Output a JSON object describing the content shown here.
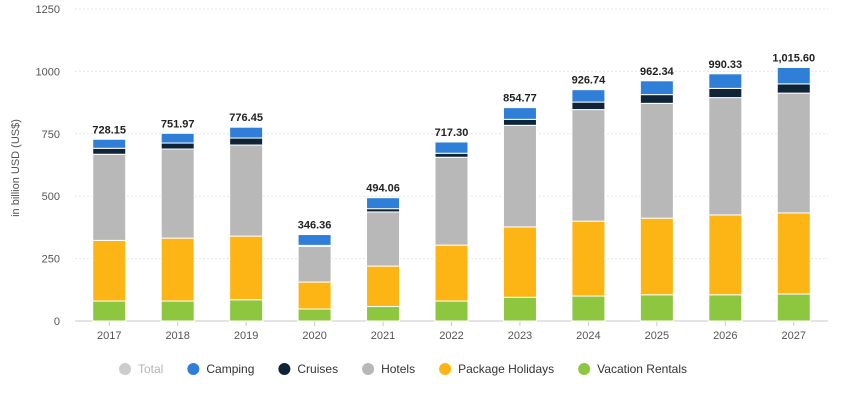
{
  "chart_data": {
    "type": "bar",
    "stacked": true,
    "ylabel": "in billion USD (US$)",
    "ylim": [
      0,
      1250
    ],
    "yticks": [
      0,
      250,
      500,
      750,
      1000,
      1250
    ],
    "ytick_labels": [
      "0",
      "250",
      "500",
      "750",
      "1000",
      "1250"
    ],
    "grid": true,
    "legend_position": "bottom",
    "categories": [
      "2017",
      "2018",
      "2019",
      "2020",
      "2021",
      "2022",
      "2023",
      "2024",
      "2025",
      "2026",
      "2027"
    ],
    "totals": [
      728.15,
      751.97,
      776.45,
      346.36,
      494.06,
      717.3,
      854.77,
      926.74,
      962.34,
      990.33,
      1015.6
    ],
    "total_labels": [
      "728.15",
      "751.97",
      "776.45",
      "346.36",
      "494.06",
      "717.30",
      "854.77",
      "926.74",
      "962.34",
      "990.33",
      "1,015.60"
    ],
    "series": [
      {
        "name": "Vacation Rentals",
        "color": "#8dc63f",
        "values": [
          80,
          80,
          85,
          48,
          58,
          80,
          95,
          100,
          105,
          105,
          108
        ]
      },
      {
        "name": "Package Holidays",
        "color": "#fdb515",
        "values": [
          243,
          252,
          255,
          108,
          162,
          224,
          282,
          300,
          307,
          320,
          325
        ]
      },
      {
        "name": "Hotels",
        "color": "#b8b8b8",
        "values": [
          345,
          357,
          365,
          143,
          217,
          352,
          407,
          447,
          460,
          470,
          480
        ]
      },
      {
        "name": "Cruises",
        "color": "#0f2537",
        "values": [
          24,
          24,
          28,
          4,
          13,
          16,
          24,
          30,
          35,
          37,
          37
        ]
      },
      {
        "name": "Camping",
        "color": "#2f7ed8",
        "values": [
          36.15,
          38.97,
          43.45,
          43.36,
          44.06,
          45.3,
          46.77,
          49.74,
          55.34,
          58.33,
          65.6
        ]
      }
    ],
    "legend": [
      {
        "label": "Total",
        "color": "#cccccc",
        "muted": true
      },
      {
        "label": "Camping",
        "color": "#2f7ed8",
        "muted": false
      },
      {
        "label": "Cruises",
        "color": "#0f2537",
        "muted": false
      },
      {
        "label": "Hotels",
        "color": "#b8b8b8",
        "muted": false
      },
      {
        "label": "Package Holidays",
        "color": "#fdb515",
        "muted": false
      },
      {
        "label": "Vacation Rentals",
        "color": "#8dc63f",
        "muted": false
      }
    ]
  }
}
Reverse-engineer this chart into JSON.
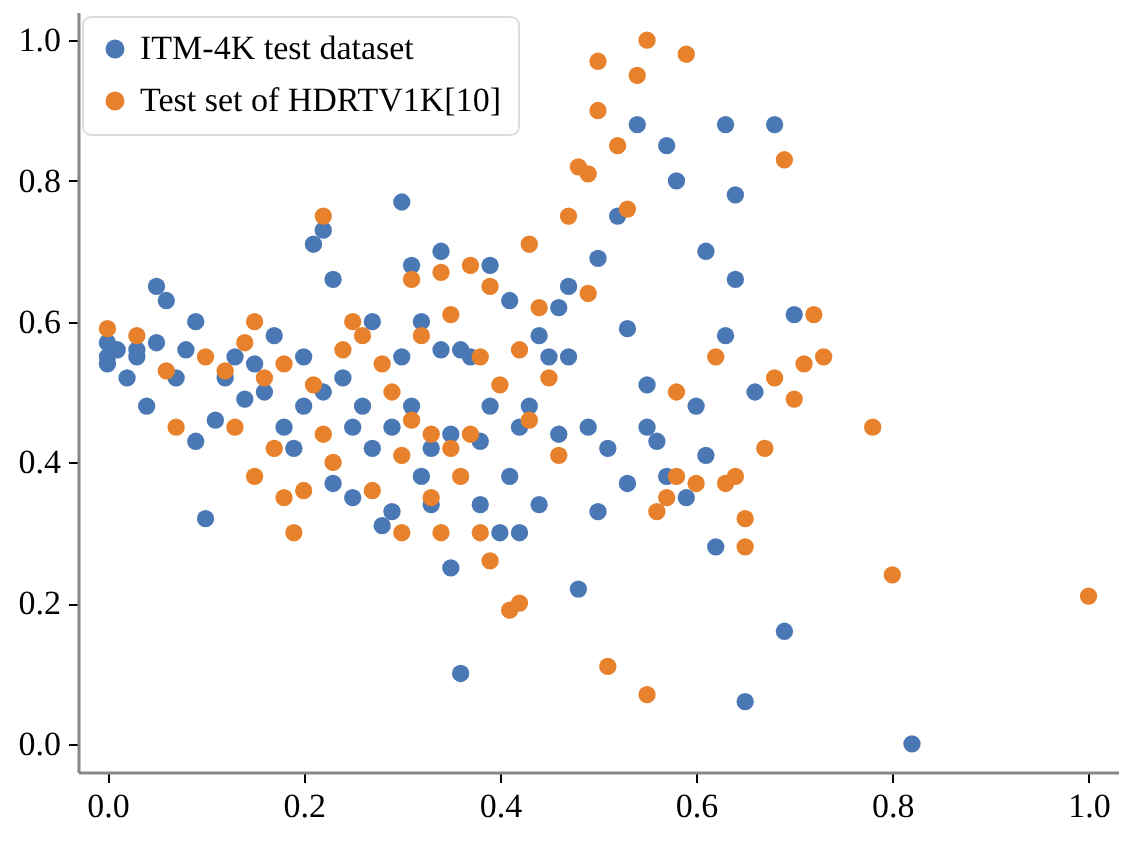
{
  "chart_data": {
    "type": "scatter",
    "xlim": [
      -0.03,
      1.03
    ],
    "ylim": [
      -0.04,
      1.04
    ],
    "xticks": [
      {
        "value": 0,
        "label": "0.0"
      },
      0.2,
      0.4,
      0.6,
      0.8,
      {
        "value": 1,
        "label": "1.0"
      }
    ],
    "yticks": [
      {
        "value": 0,
        "label": "0.0"
      },
      0.2,
      0.4,
      0.6,
      0.8,
      {
        "value": 1,
        "label": "1.0"
      }
    ],
    "grid": false,
    "legend": "top left",
    "marker": "circle",
    "series": [
      {
        "name": "ITM-4K test dataset",
        "color": "#4a78b5",
        "x": [
          0.0,
          0.0,
          0.0,
          0.01,
          0.02,
          0.03,
          0.03,
          0.04,
          0.05,
          0.05,
          0.06,
          0.07,
          0.08,
          0.09,
          0.09,
          0.1,
          0.11,
          0.12,
          0.13,
          0.14,
          0.15,
          0.16,
          0.17,
          0.18,
          0.19,
          0.2,
          0.2,
          0.21,
          0.22,
          0.22,
          0.23,
          0.23,
          0.24,
          0.25,
          0.25,
          0.26,
          0.27,
          0.27,
          0.28,
          0.29,
          0.29,
          0.3,
          0.3,
          0.31,
          0.31,
          0.32,
          0.32,
          0.33,
          0.33,
          0.34,
          0.34,
          0.35,
          0.35,
          0.36,
          0.36,
          0.37,
          0.38,
          0.38,
          0.39,
          0.39,
          0.4,
          0.41,
          0.41,
          0.42,
          0.42,
          0.43,
          0.44,
          0.44,
          0.45,
          0.46,
          0.46,
          0.47,
          0.47,
          0.48,
          0.49,
          0.5,
          0.5,
          0.51,
          0.52,
          0.53,
          0.53,
          0.54,
          0.55,
          0.55,
          0.56,
          0.57,
          0.57,
          0.58,
          0.59,
          0.6,
          0.61,
          0.61,
          0.62,
          0.63,
          0.63,
          0.64,
          0.64,
          0.65,
          0.66,
          0.68,
          0.69,
          0.7,
          0.82
        ],
        "values": [
          0.55,
          0.57,
          0.54,
          0.56,
          0.52,
          0.56,
          0.55,
          0.48,
          0.57,
          0.65,
          0.63,
          0.52,
          0.56,
          0.6,
          0.43,
          0.32,
          0.46,
          0.52,
          0.55,
          0.49,
          0.54,
          0.5,
          0.58,
          0.45,
          0.42,
          0.55,
          0.48,
          0.71,
          0.73,
          0.5,
          0.37,
          0.66,
          0.52,
          0.45,
          0.35,
          0.48,
          0.6,
          0.42,
          0.31,
          0.33,
          0.45,
          0.77,
          0.55,
          0.68,
          0.48,
          0.6,
          0.38,
          0.42,
          0.34,
          0.56,
          0.7,
          0.25,
          0.44,
          0.1,
          0.56,
          0.55,
          0.34,
          0.43,
          0.68,
          0.48,
          0.3,
          0.63,
          0.38,
          0.45,
          0.3,
          0.48,
          0.34,
          0.58,
          0.55,
          0.62,
          0.44,
          0.65,
          0.55,
          0.22,
          0.45,
          0.33,
          0.69,
          0.42,
          0.75,
          0.59,
          0.37,
          0.88,
          0.51,
          0.45,
          0.43,
          0.85,
          0.38,
          0.8,
          0.35,
          0.48,
          0.7,
          0.41,
          0.28,
          0.88,
          0.58,
          0.78,
          0.66,
          0.06,
          0.5,
          0.88,
          0.16,
          0.61,
          0.0
        ]
      },
      {
        "name": "Test set of HDRTV1K[10]",
        "color": "#e8812b",
        "x": [
          0.0,
          0.03,
          0.06,
          0.07,
          0.1,
          0.12,
          0.13,
          0.14,
          0.15,
          0.15,
          0.16,
          0.17,
          0.18,
          0.18,
          0.19,
          0.2,
          0.21,
          0.22,
          0.22,
          0.23,
          0.24,
          0.25,
          0.26,
          0.27,
          0.28,
          0.29,
          0.3,
          0.3,
          0.31,
          0.31,
          0.32,
          0.33,
          0.33,
          0.34,
          0.34,
          0.35,
          0.35,
          0.36,
          0.37,
          0.37,
          0.38,
          0.38,
          0.39,
          0.39,
          0.4,
          0.41,
          0.42,
          0.42,
          0.43,
          0.43,
          0.44,
          0.45,
          0.46,
          0.47,
          0.48,
          0.49,
          0.49,
          0.5,
          0.5,
          0.51,
          0.52,
          0.53,
          0.54,
          0.55,
          0.55,
          0.56,
          0.57,
          0.58,
          0.58,
          0.59,
          0.6,
          0.62,
          0.63,
          0.64,
          0.65,
          0.65,
          0.67,
          0.68,
          0.69,
          0.7,
          0.71,
          0.72,
          0.73,
          0.78,
          0.8,
          1.0
        ],
        "values": [
          0.59,
          0.58,
          0.53,
          0.45,
          0.55,
          0.53,
          0.45,
          0.57,
          0.6,
          0.38,
          0.52,
          0.42,
          0.35,
          0.54,
          0.3,
          0.36,
          0.51,
          0.75,
          0.44,
          0.4,
          0.56,
          0.6,
          0.58,
          0.36,
          0.54,
          0.5,
          0.41,
          0.3,
          0.66,
          0.46,
          0.58,
          0.35,
          0.44,
          0.67,
          0.3,
          0.42,
          0.61,
          0.38,
          0.68,
          0.44,
          0.3,
          0.55,
          0.26,
          0.65,
          0.51,
          0.19,
          0.2,
          0.56,
          0.71,
          0.46,
          0.62,
          0.52,
          0.41,
          0.75,
          0.82,
          0.81,
          0.64,
          0.9,
          0.97,
          0.11,
          0.85,
          0.76,
          0.95,
          1.0,
          0.07,
          0.33,
          0.35,
          0.38,
          0.5,
          0.98,
          0.37,
          0.55,
          0.37,
          0.38,
          0.32,
          0.28,
          0.42,
          0.52,
          0.83,
          0.49,
          0.54,
          0.61,
          0.55,
          0.45,
          0.24,
          0.21
        ]
      }
    ]
  }
}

■ ■ ■ ■ ■

*The task*: Collect the lines of the records that include the string "Package".

*Written solution*:
        "name": "Package Holidays",
        "label": "Package Holidays",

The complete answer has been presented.